Source records
━━━━━━━━━━━━━━━━━━━━━━━━━━━━━━
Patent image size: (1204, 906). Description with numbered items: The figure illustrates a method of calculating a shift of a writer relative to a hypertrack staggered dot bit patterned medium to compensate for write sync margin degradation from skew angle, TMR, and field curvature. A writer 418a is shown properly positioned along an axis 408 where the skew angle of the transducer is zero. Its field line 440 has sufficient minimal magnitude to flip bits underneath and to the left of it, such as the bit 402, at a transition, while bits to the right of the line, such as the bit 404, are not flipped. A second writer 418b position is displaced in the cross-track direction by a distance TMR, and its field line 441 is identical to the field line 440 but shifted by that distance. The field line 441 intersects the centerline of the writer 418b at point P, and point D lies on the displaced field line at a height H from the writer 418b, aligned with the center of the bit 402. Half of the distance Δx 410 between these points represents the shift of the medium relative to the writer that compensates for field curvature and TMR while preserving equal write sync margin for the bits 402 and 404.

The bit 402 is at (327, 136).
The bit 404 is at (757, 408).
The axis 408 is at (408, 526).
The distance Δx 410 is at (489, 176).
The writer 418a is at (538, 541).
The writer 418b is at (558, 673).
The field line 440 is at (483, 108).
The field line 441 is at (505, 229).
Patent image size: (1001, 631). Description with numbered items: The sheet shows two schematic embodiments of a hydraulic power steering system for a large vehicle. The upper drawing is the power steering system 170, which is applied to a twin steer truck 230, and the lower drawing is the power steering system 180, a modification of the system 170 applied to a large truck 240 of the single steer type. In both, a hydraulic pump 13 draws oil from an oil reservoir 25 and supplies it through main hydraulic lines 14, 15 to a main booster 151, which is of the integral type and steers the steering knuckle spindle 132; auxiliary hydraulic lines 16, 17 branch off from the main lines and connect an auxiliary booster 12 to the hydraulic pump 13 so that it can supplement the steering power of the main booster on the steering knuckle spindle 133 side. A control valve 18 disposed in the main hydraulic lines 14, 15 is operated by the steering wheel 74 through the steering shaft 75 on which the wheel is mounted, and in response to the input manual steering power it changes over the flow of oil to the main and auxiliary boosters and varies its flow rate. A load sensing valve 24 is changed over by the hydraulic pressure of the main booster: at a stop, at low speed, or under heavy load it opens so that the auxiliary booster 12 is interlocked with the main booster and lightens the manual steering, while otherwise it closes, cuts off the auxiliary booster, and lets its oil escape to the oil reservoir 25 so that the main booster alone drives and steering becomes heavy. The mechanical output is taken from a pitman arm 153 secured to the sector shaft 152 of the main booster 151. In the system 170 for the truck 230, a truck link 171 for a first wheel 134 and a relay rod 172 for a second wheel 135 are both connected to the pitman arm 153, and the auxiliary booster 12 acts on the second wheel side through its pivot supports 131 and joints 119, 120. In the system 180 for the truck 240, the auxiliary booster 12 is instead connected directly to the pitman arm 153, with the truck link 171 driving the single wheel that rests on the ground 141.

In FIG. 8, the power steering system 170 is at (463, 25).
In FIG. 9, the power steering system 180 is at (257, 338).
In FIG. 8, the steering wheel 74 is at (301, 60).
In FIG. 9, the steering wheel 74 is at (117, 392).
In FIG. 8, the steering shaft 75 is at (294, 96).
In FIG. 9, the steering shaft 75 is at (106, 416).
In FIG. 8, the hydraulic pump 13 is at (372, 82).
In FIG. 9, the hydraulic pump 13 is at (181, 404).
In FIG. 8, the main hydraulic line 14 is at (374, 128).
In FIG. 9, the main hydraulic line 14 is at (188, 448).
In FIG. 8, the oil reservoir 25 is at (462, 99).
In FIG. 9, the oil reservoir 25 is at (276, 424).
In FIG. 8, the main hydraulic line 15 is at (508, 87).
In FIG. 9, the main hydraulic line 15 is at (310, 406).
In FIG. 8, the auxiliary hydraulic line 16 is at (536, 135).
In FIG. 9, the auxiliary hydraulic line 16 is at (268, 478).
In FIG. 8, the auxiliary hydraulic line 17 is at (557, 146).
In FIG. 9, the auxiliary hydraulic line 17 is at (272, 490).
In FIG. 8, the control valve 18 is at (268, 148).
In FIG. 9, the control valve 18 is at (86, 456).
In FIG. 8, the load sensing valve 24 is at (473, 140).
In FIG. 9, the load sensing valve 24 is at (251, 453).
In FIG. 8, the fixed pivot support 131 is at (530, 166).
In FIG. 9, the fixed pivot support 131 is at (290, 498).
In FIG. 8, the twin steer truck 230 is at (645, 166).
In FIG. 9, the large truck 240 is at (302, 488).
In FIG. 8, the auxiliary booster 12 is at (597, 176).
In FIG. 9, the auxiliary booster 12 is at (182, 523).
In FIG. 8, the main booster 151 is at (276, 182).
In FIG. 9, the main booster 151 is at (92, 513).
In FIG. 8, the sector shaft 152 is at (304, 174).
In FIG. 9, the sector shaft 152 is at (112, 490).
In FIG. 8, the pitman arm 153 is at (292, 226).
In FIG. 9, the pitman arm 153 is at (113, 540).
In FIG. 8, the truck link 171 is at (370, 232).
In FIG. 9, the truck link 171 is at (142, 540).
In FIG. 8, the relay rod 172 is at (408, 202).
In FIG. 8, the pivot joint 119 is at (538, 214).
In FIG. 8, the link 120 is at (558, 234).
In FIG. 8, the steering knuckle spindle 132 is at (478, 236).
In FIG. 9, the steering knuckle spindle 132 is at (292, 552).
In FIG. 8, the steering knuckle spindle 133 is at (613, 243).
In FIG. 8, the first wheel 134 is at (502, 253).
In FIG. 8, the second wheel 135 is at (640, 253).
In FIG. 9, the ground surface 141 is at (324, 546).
━━━━━━━━━━━━━━━━━━━━━━━━━━━━━━
Problem to work on
Rewrite the lines of data above as one continuous numbered list, leaving out the blank lines.

Solution for this problem
1. Patent image size: (1204, 906). Description with numbered items: The figure illustrates a method of calculating a shift of a writer relative to a hypertrack staggered dot bit patterned medium to compensate for write sync margin degradation from skew angle, TMR, and field curvature. A writer 418a is shown properly positioned along an axis 408 where the skew angle of the transducer is zero. Its field line 440 has sufficient minimal magnitude to flip bits underneath and to the left of it, such as the bit 402, at a transition, while bits to the right of the line, such as the bit 404, are not flipped. A second writer 418b position is displaced in the cross-track direction by a distance TMR, and its field line 441 is identical to the field line 440 but shifted by that distance. The field line 441 intersects the centerline of the writer 418b at point P, and point D lies on the displaced field line at a height H from the writer 418b, aligned with the center of the bit 402. Half of the distance Δx 410 between these points represents the shift of the medium relative to the writer that compensates for field curvature and TMR while preserving equal write sync margin for the bits 402 and 404.
2. The bit 402 is at (327, 136).
3. The bit 404 is at (757, 408).
4. The axis 408 is at (408, 526).
5. The distance Δx 410 is at (489, 176).
6. The writer 418a is at (538, 541).
7. The writer 418b is at (558, 673).
8. The field line 440 is at (483, 108).
9. The field line 441 is at (505, 229).
10. Patent image size: (1001, 631). Description with numbered items: The sheet shows two schematic embodiments of a hydraulic power steering system for a large vehicle. The upper drawing is the power steering system 170, which is applied to a twin steer truck 230, and the lower drawing is the power steering system 180, a modification of the system 170 applied to a large truck 240 of the single steer type. In both, a hydraulic pump 13 draws oil from an oil reservoir 25 and supplies it through main hydraulic lines 14, 15 to a main booster 151, which is of the integral type and steers the steering knuckle spindle 132; auxiliary hydraulic lines 16, 17 branch off from the main lines and connect an auxiliary booster 12 to the hydraulic pump 13 so that it can supplement the steering power of the main booster on the steering knuckle spindle 133 side. A control valve 18 disposed in the main hydraulic lines 14, 15 is operated by the steering wheel 74 through the steering shaft 75 on which the wheel is mounted, and in response to the input manual steering power it changes over the flow of oil to the main and auxiliary boosters and varies its flow rate. A load sensing valve 24 is changed over by the hydraulic pressure of the main booster: at a stop, at low speed, or under heavy load it opens so that the auxiliary booster 12 is interlocked with the main booster and lightens the manual steering, while otherwise it closes, cuts off the auxiliary booster, and lets its oil escape to the oil reservoir 25 so that the main booster alone drives and steering becomes heavy. The mechanical output is taken from a pitman arm 153 secured to the sector shaft 152 of the main booster 151. In the system 170 for the truck 230, a truck link 171 for a first wheel 134 and a relay rod 172 for a second wheel 135 are both connected to the pitman arm 153, and the auxiliary booster 12 acts on the second wheel side through its pivot supports 131 and joints 119, 120. In the system 180 for the truck 240, the auxiliary booster 12 is instead connected directly to the pitman arm 153, with the truck link 171 driving the single wheel that rests on the ground 141.
11. In FIG. 8, the power steering system 170 is at (463, 25).
12. In FIG. 9, the power steering system 180 is at (257, 338).
13. In FIG. 8, the steering wheel 74 is at (301, 60).
14. In FIG. 9, the steering wheel 74 is at (117, 392).
15. In FIG. 8, the steering shaft 75 is at (294, 96).
16. In FIG. 9, the steering shaft 75 is at (106, 416).
17. In FIG. 8, the hydraulic pump 13 is at (372, 82).
18. In FIG. 9, the hydraulic pump 13 is at (181, 404).
19. In FIG. 8, the main hydraulic line 14 is at (374, 128).
20. In FIG. 9, the main hydraulic line 14 is at (188, 448).
21. In FIG. 8, the oil reservoir 25 is at (462, 99).
22. In FIG. 9, the oil reservoir 25 is at (276, 424).
23. In FIG. 8, the main hydraulic line 15 is at (508, 87).
24. In FIG. 9, the main hydraulic line 15 is at (310, 406).
25. In FIG. 8, the auxiliary hydraulic line 16 is at (536, 135).
26. In FIG. 9, the auxiliary hydraulic line 16 is at (268, 478).
27. In FIG. 8, the auxiliary hydraulic line 17 is at (557, 146).
28. In FIG. 9, the auxiliary hydraulic line 17 is at (272, 490).
29. In FIG. 8, the control valve 18 is at (268, 148).
30. In FIG. 9, the control valve 18 is at (86, 456).
31. In FIG. 8, the load sensing valve 24 is at (473, 140).
32. In FIG. 9, the load sensing valve 24 is at (251, 453).
33. In FIG. 8, the fixed pivot support 131 is at (530, 166).
34. In FIG. 9, the fixed pivot support 131 is at (290, 498).
35. In FIG. 8, the twin steer truck 230 is at (645, 166).
36. In FIG. 9, the large truck 240 is at (302, 488).
37. In FIG. 8, the auxiliary booster 12 is at (597, 176).
38. In FIG. 9, the auxiliary booster 12 is at (182, 523).
39. In FIG. 8, the main booster 151 is at (276, 182).
40. In FIG. 9, the main booster 151 is at (92, 513).
41. In FIG. 8, the sector shaft 152 is at (304, 174).
42. In FIG. 9, the sector shaft 152 is at (112, 490).
43. In FIG. 8, the pitman arm 153 is at (292, 226).
44. In FIG. 9, the pitman arm 153 is at (113, 540).
45. In FIG. 8, the truck link 171 is at (370, 232).
46. In FIG. 9, the truck link 171 is at (142, 540).
47. In FIG. 8, the relay rod 172 is at (408, 202).
48. In FIG. 8, the pivot joint 119 is at (538, 214).
49. In FIG. 8, the link 120 is at (558, 234).
50. In FIG. 8, the steering knuckle spindle 132 is at (478, 236).
51. In FIG. 9, the steering knuckle spindle 132 is at (292, 552).
52. In FIG. 8, the steering knuckle spindle 133 is at (613, 243).
53. In FIG. 8, the first wheel 134 is at (502, 253).
54. In FIG. 8, the second wheel 135 is at (640, 253).
55. In FIG. 9, the ground surface 141 is at (324, 546).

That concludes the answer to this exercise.